Records for the task:
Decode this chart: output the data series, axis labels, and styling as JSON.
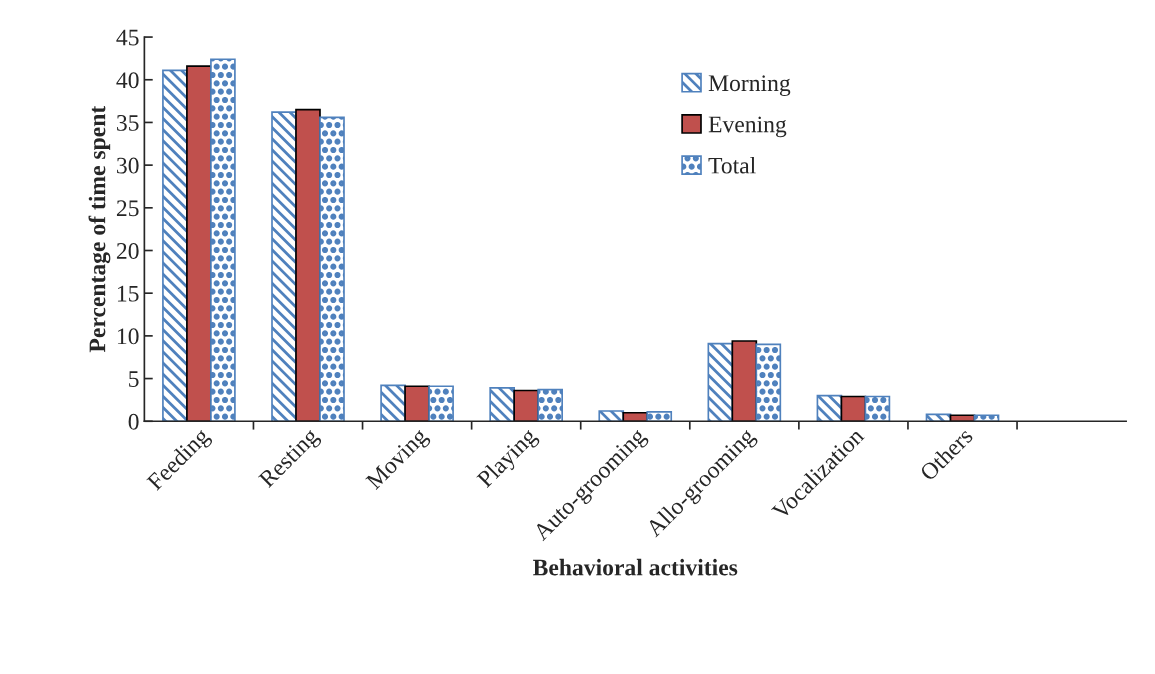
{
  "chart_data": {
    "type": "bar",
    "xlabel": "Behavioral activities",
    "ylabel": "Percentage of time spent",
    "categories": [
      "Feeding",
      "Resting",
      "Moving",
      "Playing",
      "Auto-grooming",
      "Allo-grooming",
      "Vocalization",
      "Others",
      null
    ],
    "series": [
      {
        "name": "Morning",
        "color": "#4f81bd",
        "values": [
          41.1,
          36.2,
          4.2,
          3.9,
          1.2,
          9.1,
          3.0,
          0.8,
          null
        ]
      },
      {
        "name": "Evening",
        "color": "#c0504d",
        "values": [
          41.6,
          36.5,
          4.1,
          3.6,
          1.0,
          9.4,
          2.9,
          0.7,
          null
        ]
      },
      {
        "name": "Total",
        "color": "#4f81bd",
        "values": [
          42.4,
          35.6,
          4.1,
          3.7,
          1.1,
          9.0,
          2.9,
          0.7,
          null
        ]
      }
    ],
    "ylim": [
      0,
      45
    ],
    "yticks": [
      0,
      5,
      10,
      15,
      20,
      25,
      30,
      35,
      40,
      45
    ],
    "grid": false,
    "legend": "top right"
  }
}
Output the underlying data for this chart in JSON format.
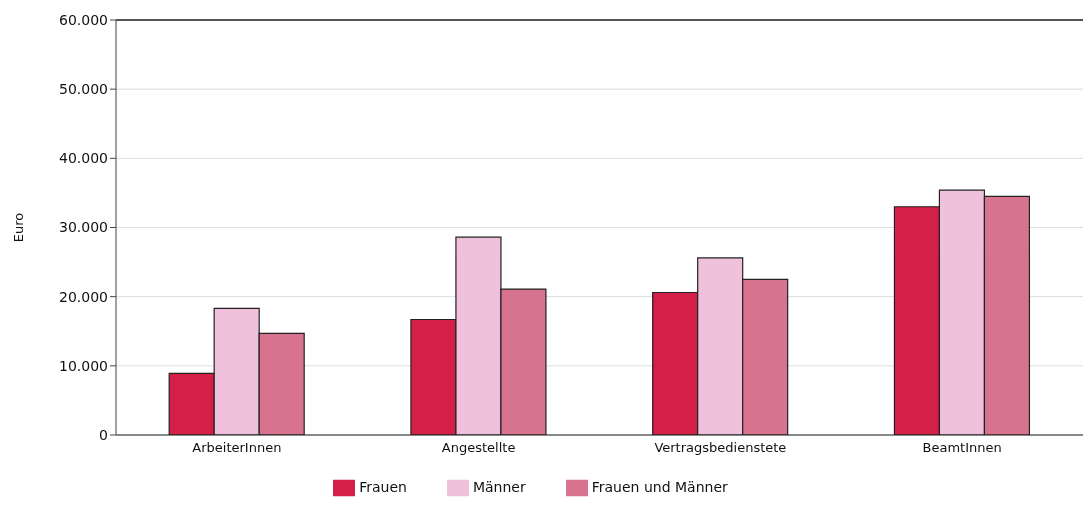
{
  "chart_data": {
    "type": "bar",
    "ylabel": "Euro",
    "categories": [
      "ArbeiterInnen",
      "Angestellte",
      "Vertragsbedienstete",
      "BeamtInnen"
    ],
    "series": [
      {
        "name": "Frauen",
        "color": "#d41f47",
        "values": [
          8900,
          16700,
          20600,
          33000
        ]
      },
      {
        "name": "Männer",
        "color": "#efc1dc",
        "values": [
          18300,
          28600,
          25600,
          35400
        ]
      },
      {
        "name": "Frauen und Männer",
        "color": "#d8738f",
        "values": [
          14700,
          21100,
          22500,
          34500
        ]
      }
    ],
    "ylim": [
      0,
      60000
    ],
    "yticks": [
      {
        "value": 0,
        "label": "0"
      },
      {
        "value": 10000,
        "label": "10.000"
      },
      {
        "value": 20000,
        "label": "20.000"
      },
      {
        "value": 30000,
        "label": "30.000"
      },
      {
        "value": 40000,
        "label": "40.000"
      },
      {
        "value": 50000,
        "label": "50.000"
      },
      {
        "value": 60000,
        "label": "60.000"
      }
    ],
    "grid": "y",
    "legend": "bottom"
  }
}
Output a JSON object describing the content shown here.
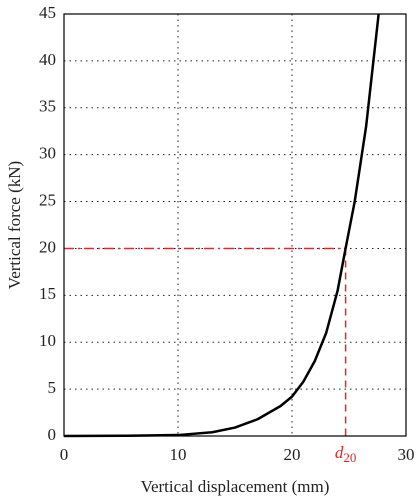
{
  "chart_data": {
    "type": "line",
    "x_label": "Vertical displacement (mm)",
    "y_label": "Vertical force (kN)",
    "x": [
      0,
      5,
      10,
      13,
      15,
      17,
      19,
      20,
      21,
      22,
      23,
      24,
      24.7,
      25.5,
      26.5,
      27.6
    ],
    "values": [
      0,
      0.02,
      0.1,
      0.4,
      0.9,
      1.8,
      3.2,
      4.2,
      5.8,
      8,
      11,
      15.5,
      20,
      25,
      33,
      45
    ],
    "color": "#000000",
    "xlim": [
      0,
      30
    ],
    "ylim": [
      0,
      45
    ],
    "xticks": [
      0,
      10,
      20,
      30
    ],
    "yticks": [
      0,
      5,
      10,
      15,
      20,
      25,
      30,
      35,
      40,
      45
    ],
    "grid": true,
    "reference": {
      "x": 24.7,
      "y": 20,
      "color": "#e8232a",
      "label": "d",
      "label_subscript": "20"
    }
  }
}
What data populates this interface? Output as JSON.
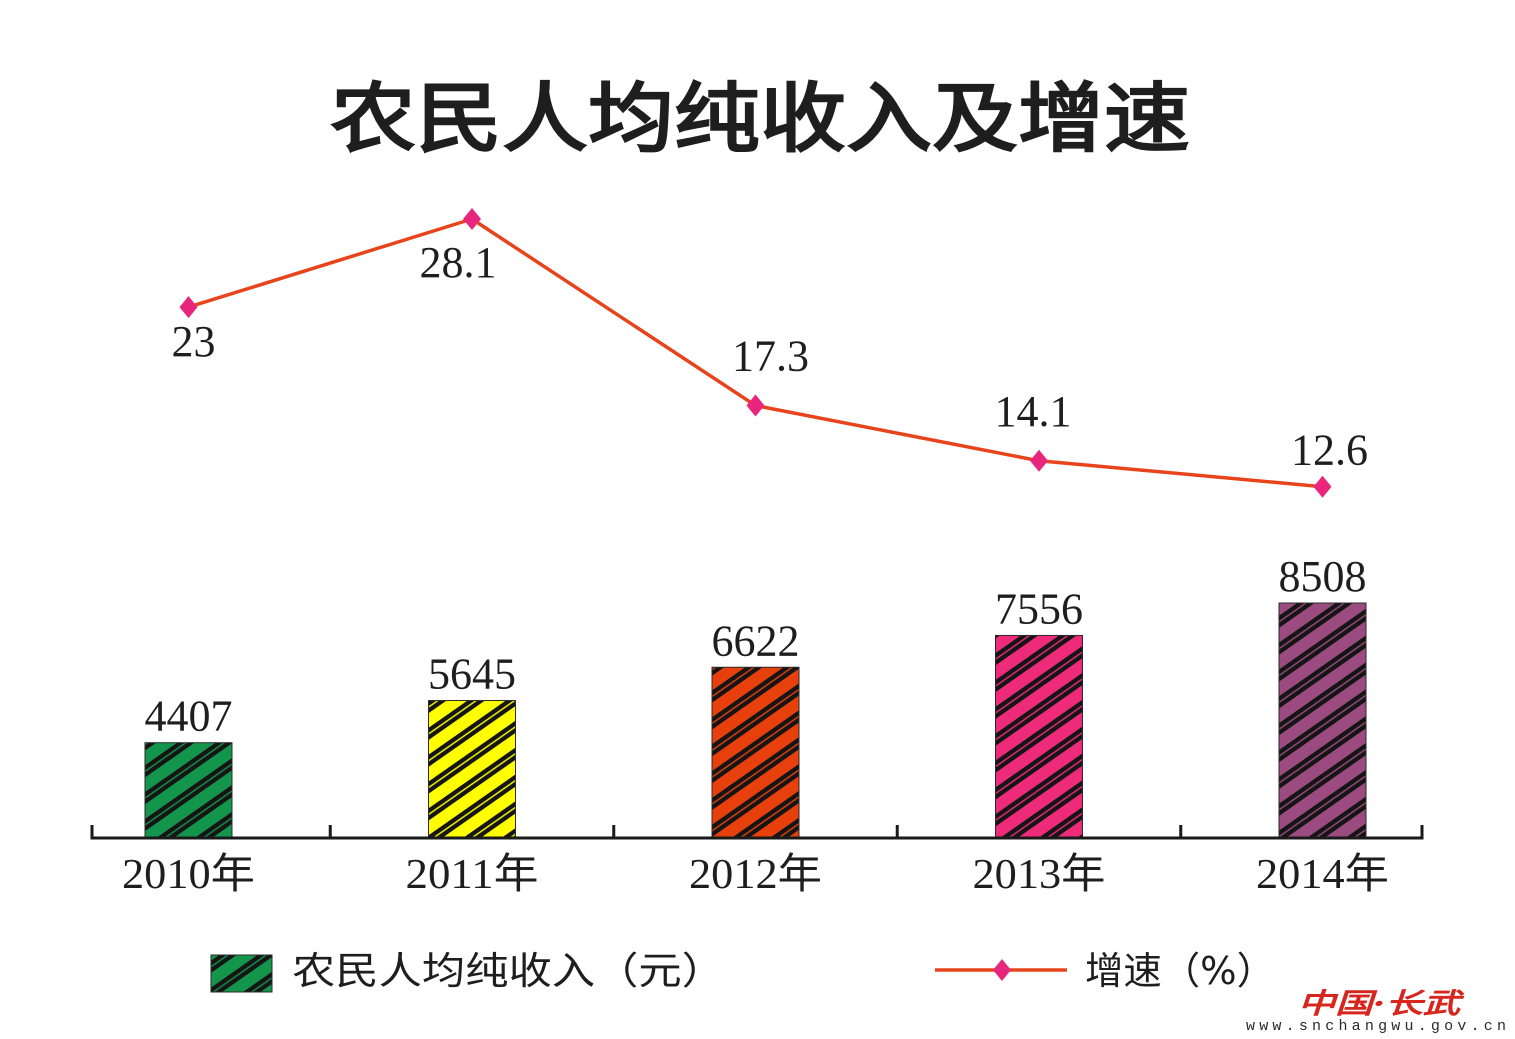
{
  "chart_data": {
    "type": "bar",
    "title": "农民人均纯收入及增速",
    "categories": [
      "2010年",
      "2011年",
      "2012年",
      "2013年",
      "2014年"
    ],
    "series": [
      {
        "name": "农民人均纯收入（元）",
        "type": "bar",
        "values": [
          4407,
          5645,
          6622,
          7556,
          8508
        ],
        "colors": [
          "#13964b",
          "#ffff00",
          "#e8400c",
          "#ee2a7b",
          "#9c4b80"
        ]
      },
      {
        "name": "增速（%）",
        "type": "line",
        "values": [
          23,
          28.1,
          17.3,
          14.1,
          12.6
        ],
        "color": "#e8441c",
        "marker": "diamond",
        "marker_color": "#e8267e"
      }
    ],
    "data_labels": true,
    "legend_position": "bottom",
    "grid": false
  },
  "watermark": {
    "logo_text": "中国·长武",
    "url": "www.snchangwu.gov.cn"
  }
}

What this task involves: Output, exactly, all the records above; include no pictures.

Result for this task:
Decode this chart: output the data series, axis labels, and styling as JSON.
{
  "chart_data": {
    "type": "bar",
    "xlabel": "Behavioral activities",
    "ylabel": "Percentage of time spent",
    "categories": [
      "Feeding",
      "Resting",
      "Moving",
      "Playing",
      "Auto-grooming",
      "Allo-grooming",
      "Vocalization",
      "Others",
      null
    ],
    "series": [
      {
        "name": "Morning",
        "color": "#4f81bd",
        "values": [
          41.1,
          36.2,
          4.2,
          3.9,
          1.2,
          9.1,
          3.0,
          0.8,
          null
        ]
      },
      {
        "name": "Evening",
        "color": "#c0504d",
        "values": [
          41.6,
          36.5,
          4.1,
          3.6,
          1.0,
          9.4,
          2.9,
          0.7,
          null
        ]
      },
      {
        "name": "Total",
        "color": "#4f81bd",
        "values": [
          42.4,
          35.6,
          4.1,
          3.7,
          1.1,
          9.0,
          2.9,
          0.7,
          null
        ]
      }
    ],
    "ylim": [
      0,
      45
    ],
    "yticks": [
      0,
      5,
      10,
      15,
      20,
      25,
      30,
      35,
      40,
      45
    ],
    "grid": false,
    "legend": "top right"
  }
}
Output the underlying data for this chart in JSON format.
{
  "chart_data": {
    "type": "bar",
    "ylabel": "Euro",
    "categories": [
      "ArbeiterInnen",
      "Angestellte",
      "Vertragsbedienstete",
      "BeamtInnen"
    ],
    "series": [
      {
        "name": "Frauen",
        "color": "#d41f47",
        "values": [
          8900,
          16700,
          20600,
          33000
        ]
      },
      {
        "name": "Männer",
        "color": "#efc1dc",
        "values": [
          18300,
          28600,
          25600,
          35400
        ]
      },
      {
        "name": "Frauen und Männer",
        "color": "#d8738f",
        "values": [
          14700,
          21100,
          22500,
          34500
        ]
      }
    ],
    "ylim": [
      0,
      60000
    ],
    "yticks": [
      {
        "value": 0,
        "label": "0"
      },
      {
        "value": 10000,
        "label": "10.000"
      },
      {
        "value": 20000,
        "label": "20.000"
      },
      {
        "value": 30000,
        "label": "30.000"
      },
      {
        "value": 40000,
        "label": "40.000"
      },
      {
        "value": 50000,
        "label": "50.000"
      },
      {
        "value": 60000,
        "label": "60.000"
      }
    ],
    "grid": "y",
    "legend": "bottom"
  }
}
Output a JSON object describing the content shown here.
{
  "chart_data": {
    "type": "line",
    "x_label": "Vertical displacement (mm)",
    "y_label": "Vertical force (kN)",
    "x": [
      0,
      5,
      10,
      13,
      15,
      17,
      19,
      20,
      21,
      22,
      23,
      24,
      24.7,
      25.5,
      26.5,
      27.6
    ],
    "values": [
      0,
      0.02,
      0.1,
      0.4,
      0.9,
      1.8,
      3.2,
      4.2,
      5.8,
      8,
      11,
      15.5,
      20,
      25,
      33,
      45
    ],
    "color": "#000000",
    "xlim": [
      0,
      30
    ],
    "ylim": [
      0,
      45
    ],
    "xticks": [
      0,
      10,
      20,
      30
    ],
    "yticks": [
      0,
      5,
      10,
      15,
      20,
      25,
      30,
      35,
      40,
      45
    ],
    "grid": true,
    "reference": {
      "x": 24.7,
      "y": 20,
      "color": "#e8232a",
      "label": "d",
      "label_subscript": "20"
    }
  }
}
What data populates this interface? Output as JSON.
{
  "chart_data": {
    "type": "bar",
    "title": "农民人均纯收入及增速",
    "categories": [
      "2010年",
      "2011年",
      "2012年",
      "2013年",
      "2014年"
    ],
    "series": [
      {
        "name": "农民人均纯收入（元）",
        "type": "bar",
        "values": [
          4407,
          5645,
          6622,
          7556,
          8508
        ],
        "colors": [
          "#13964b",
          "#ffff00",
          "#e8400c",
          "#ee2a7b",
          "#9c4b80"
        ]
      },
      {
        "name": "增速（%）",
        "type": "line",
        "values": [
          23,
          28.1,
          17.3,
          14.1,
          12.6
        ],
        "color": "#e8441c",
        "marker": "diamond",
        "marker_color": "#e8267e"
      }
    ],
    "data_labels": true,
    "legend_position": "bottom",
    "grid": false
  },
  "watermark": {
    "logo_text": "中国·长武",
    "url": "www.snchangwu.gov.cn"
  }
}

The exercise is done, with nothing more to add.